RAW RECORDS:
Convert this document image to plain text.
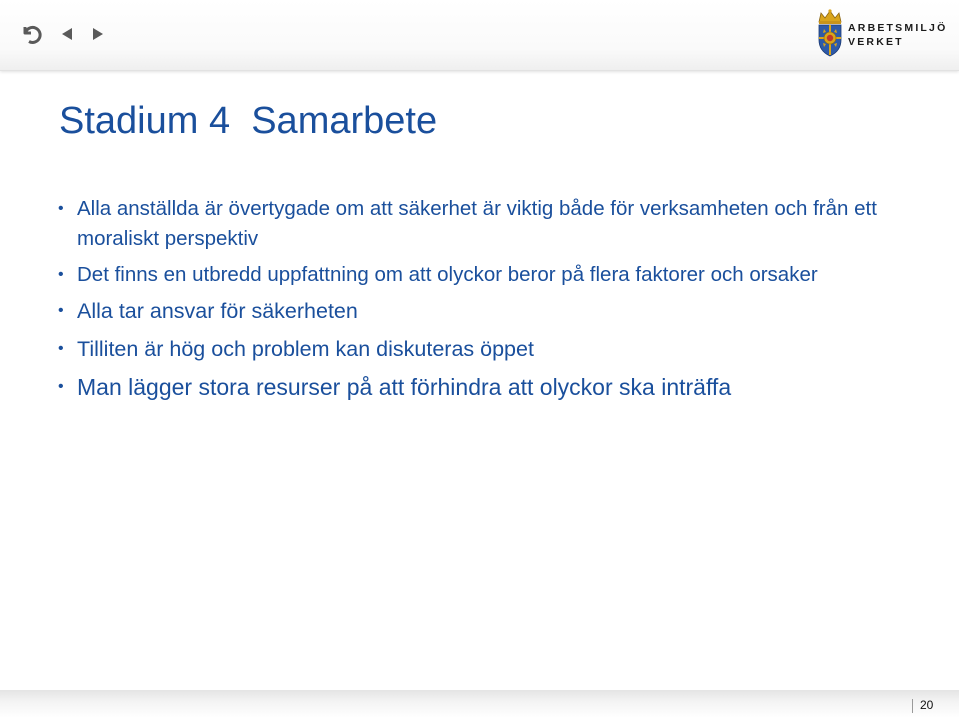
ARBETSMILJÖ
VERKET
Stadium 4  Samarbete
• Alla anställda är övertygade om att säkerhet är viktig både för verksamheten och från ett moraliskt perspektiv
• Det finns en utbredd uppfattning om att olyckor beror på flera faktorer och orsaker
• Alla tar ansvar för säkerheten
• Tilliten är hög och problem kan diskuteras öppet
• Man lägger stora resurser på att förhindra att olyckor ska inträffa
20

PROMPT:
Copy the records above exactly, leaving out every picture.

RESPONSE:
Convert this document image to plain text.
ARBETSMILJÖ
VERKET
Stadium 4  Samarbete
• Alla anställda är övertygade om att säkerhet är viktig både för verksamheten och från ett moraliskt perspektiv
• Det finns en utbredd uppfattning om att olyckor beror på flera faktorer och orsaker
• Alla tar ansvar för säkerheten
• Tilliten är hög och problem kan diskuteras öppet
• Man lägger stora resurser på att förhindra att olyckor ska inträffa
20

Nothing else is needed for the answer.